■ TO DO: Search the records for the word "content" and report each line that has it.

--------------------------------

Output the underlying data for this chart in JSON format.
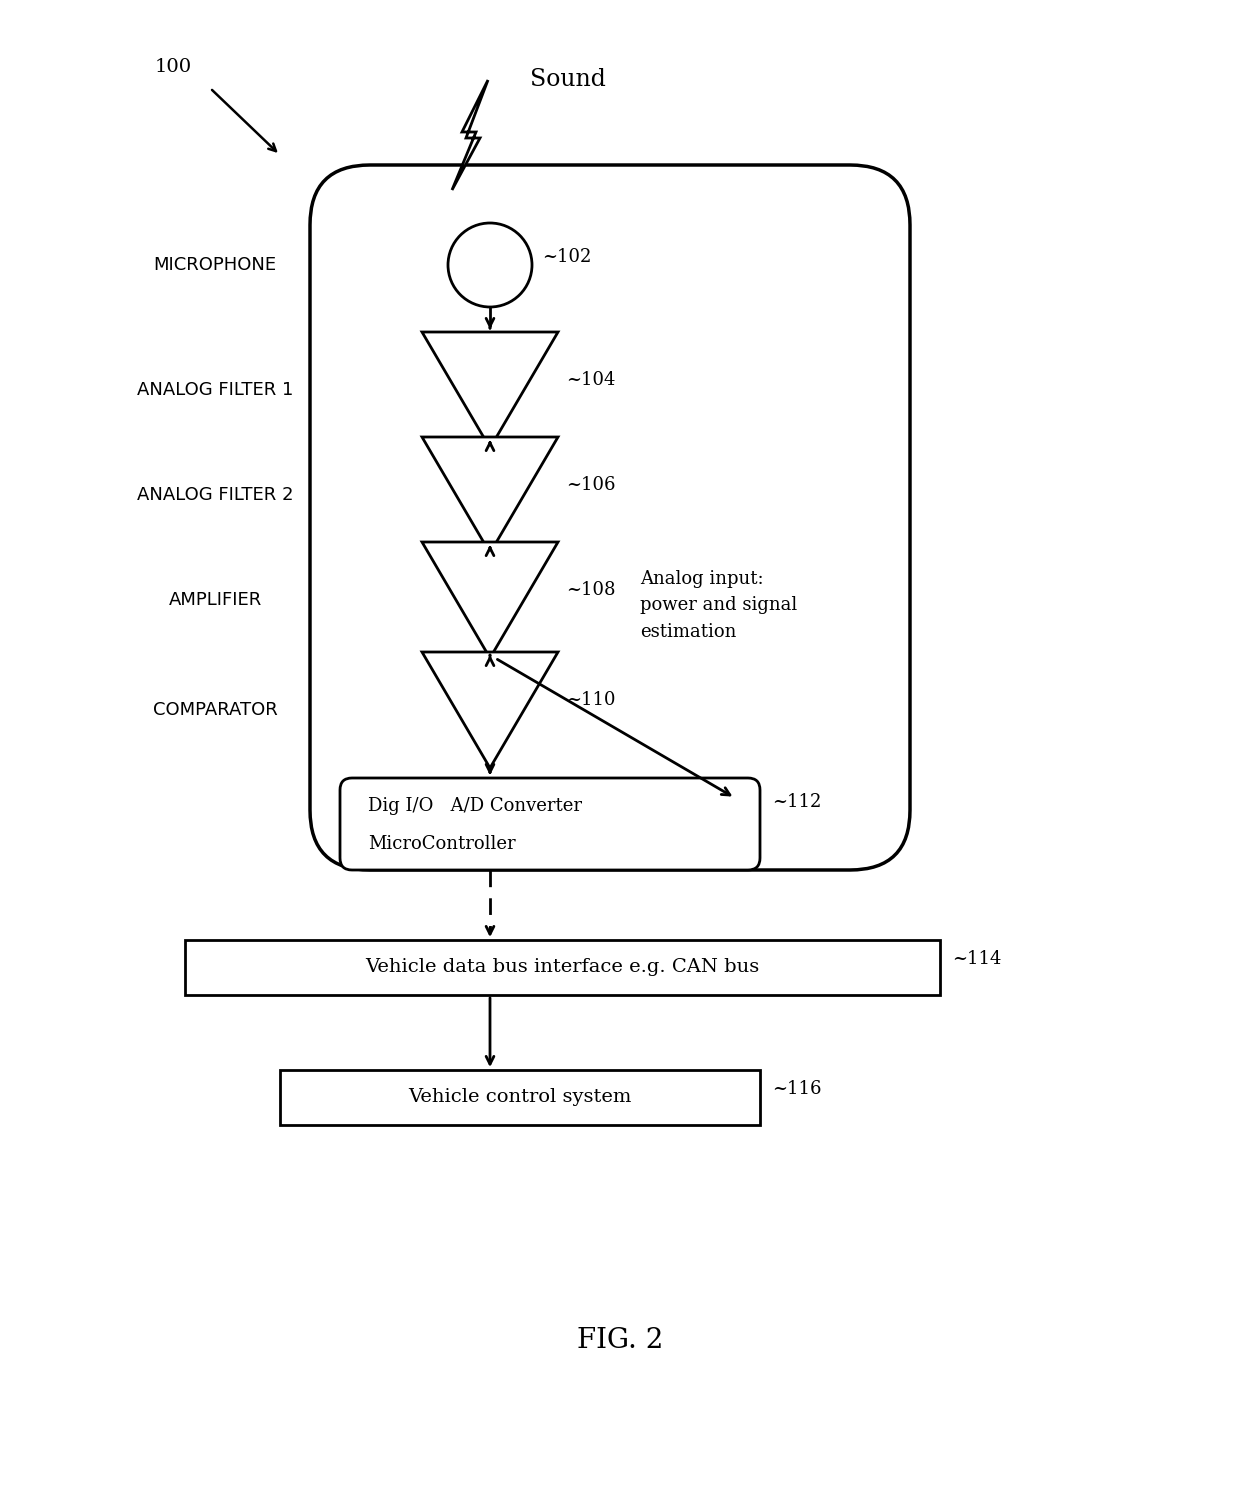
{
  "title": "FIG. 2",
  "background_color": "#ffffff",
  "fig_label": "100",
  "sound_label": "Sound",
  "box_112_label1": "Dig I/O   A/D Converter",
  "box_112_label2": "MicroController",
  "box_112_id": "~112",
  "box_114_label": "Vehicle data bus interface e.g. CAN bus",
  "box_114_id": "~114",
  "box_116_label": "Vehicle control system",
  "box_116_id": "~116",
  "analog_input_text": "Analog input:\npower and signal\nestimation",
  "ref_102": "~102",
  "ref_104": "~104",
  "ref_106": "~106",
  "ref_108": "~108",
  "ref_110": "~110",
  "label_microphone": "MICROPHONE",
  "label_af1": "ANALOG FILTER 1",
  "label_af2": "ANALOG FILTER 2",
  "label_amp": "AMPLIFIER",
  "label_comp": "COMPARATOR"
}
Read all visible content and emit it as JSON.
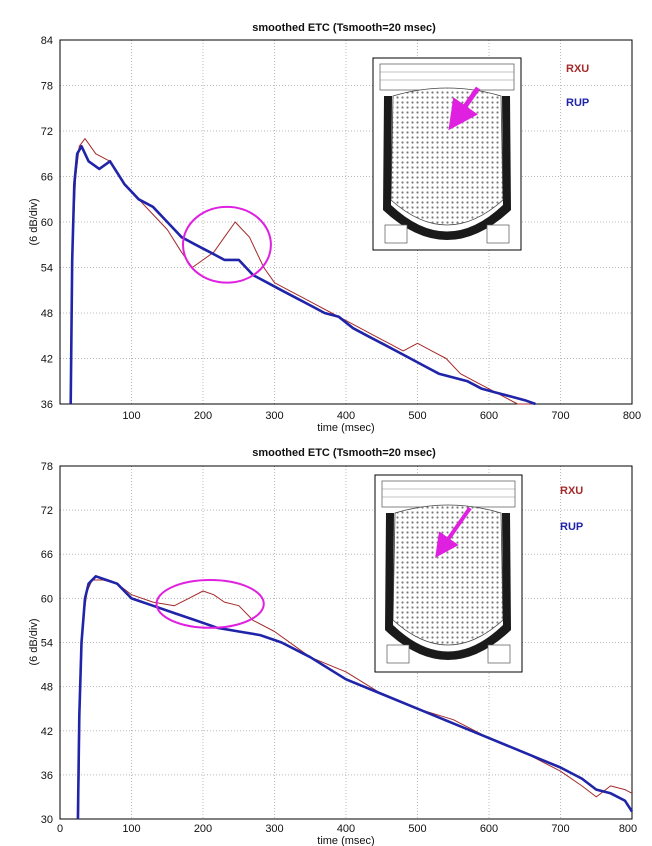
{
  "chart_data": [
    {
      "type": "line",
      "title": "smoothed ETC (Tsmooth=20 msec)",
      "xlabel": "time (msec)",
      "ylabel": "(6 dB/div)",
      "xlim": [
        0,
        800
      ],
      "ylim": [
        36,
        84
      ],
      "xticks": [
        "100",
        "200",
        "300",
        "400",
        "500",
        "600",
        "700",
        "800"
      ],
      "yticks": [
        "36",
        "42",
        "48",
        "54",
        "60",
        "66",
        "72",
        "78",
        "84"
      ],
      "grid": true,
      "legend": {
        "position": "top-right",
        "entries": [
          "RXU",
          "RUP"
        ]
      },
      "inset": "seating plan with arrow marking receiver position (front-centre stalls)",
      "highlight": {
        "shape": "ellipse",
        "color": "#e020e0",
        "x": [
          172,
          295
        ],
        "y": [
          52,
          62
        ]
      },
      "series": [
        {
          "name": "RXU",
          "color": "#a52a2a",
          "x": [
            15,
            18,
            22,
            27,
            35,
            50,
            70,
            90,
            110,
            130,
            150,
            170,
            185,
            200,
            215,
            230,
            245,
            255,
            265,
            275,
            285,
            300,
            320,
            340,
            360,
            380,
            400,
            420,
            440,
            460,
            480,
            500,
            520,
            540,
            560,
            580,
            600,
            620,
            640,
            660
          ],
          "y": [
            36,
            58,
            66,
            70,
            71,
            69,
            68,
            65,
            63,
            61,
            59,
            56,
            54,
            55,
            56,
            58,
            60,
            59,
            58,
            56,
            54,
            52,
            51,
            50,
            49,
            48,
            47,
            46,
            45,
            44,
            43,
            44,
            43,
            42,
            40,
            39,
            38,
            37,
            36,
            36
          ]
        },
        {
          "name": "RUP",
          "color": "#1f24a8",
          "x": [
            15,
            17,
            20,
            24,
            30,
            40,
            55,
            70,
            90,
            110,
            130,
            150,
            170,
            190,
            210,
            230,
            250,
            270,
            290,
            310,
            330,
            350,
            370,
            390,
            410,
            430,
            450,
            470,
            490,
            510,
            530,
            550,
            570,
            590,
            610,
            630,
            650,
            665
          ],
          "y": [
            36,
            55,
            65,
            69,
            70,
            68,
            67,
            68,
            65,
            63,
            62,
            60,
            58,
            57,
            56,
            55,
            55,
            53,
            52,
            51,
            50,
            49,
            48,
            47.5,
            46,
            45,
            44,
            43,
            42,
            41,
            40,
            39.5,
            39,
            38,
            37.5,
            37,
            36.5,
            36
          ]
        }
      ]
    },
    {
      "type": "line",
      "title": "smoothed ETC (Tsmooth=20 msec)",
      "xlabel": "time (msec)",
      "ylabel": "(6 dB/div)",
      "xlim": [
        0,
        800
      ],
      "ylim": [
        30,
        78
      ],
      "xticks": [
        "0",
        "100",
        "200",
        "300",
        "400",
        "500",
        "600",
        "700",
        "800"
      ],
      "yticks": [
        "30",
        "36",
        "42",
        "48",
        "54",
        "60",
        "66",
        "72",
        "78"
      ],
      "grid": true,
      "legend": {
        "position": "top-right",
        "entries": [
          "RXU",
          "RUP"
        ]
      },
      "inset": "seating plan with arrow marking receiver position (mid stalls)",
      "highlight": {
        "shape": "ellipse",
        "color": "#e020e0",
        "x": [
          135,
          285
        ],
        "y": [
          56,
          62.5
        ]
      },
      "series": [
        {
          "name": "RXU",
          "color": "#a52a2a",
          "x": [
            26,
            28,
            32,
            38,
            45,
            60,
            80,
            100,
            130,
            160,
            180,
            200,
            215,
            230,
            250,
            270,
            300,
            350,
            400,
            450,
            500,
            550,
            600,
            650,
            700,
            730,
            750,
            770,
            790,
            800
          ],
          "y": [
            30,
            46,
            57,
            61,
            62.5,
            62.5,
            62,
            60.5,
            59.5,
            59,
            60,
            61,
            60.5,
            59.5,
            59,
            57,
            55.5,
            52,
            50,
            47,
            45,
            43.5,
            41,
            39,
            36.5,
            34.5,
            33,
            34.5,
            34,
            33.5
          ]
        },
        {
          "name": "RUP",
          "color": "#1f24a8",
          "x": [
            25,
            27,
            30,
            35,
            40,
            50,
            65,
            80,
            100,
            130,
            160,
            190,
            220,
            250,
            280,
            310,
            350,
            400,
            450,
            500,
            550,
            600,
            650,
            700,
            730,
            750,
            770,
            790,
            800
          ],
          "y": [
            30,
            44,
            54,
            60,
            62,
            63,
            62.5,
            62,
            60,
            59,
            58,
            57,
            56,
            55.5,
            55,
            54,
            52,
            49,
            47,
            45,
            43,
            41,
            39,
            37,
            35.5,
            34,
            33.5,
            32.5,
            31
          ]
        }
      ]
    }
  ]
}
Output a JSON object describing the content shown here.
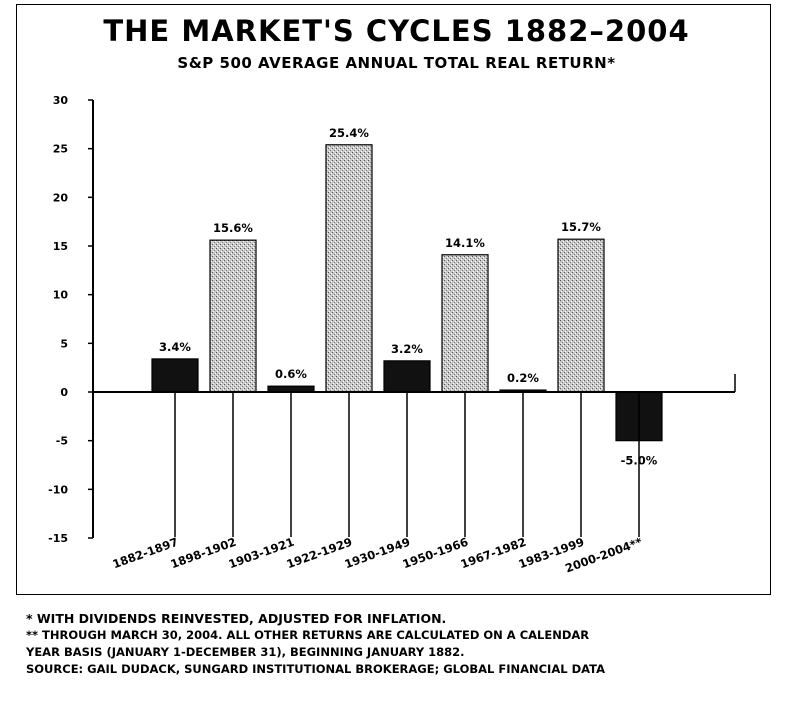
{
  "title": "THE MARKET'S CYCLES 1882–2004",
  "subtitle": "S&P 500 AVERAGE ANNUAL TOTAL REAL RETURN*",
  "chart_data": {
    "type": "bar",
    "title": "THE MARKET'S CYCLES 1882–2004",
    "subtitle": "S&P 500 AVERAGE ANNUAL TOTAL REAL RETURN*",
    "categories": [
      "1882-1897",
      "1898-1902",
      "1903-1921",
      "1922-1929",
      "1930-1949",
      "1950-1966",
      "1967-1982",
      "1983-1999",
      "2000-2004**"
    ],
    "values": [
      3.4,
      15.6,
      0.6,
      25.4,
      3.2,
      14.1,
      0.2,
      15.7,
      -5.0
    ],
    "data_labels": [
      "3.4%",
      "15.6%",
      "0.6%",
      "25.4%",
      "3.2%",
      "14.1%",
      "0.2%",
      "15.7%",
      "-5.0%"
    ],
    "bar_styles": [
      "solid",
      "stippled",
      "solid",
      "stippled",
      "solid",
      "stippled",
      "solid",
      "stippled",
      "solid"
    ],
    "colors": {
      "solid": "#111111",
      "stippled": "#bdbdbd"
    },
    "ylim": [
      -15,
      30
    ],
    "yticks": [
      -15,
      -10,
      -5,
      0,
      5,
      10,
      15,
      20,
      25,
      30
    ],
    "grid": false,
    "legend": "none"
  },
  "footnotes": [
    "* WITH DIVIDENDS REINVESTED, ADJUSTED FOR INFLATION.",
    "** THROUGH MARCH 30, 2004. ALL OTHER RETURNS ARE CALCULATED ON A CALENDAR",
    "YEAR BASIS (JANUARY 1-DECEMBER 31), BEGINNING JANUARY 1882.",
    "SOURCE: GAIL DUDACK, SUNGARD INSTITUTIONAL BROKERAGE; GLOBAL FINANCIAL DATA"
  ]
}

--------------------------------

■ SOLUTION TO THIS PROBLEM:
Read all visible content and emit it as JSON.
Output a JSON object describing the content shown here.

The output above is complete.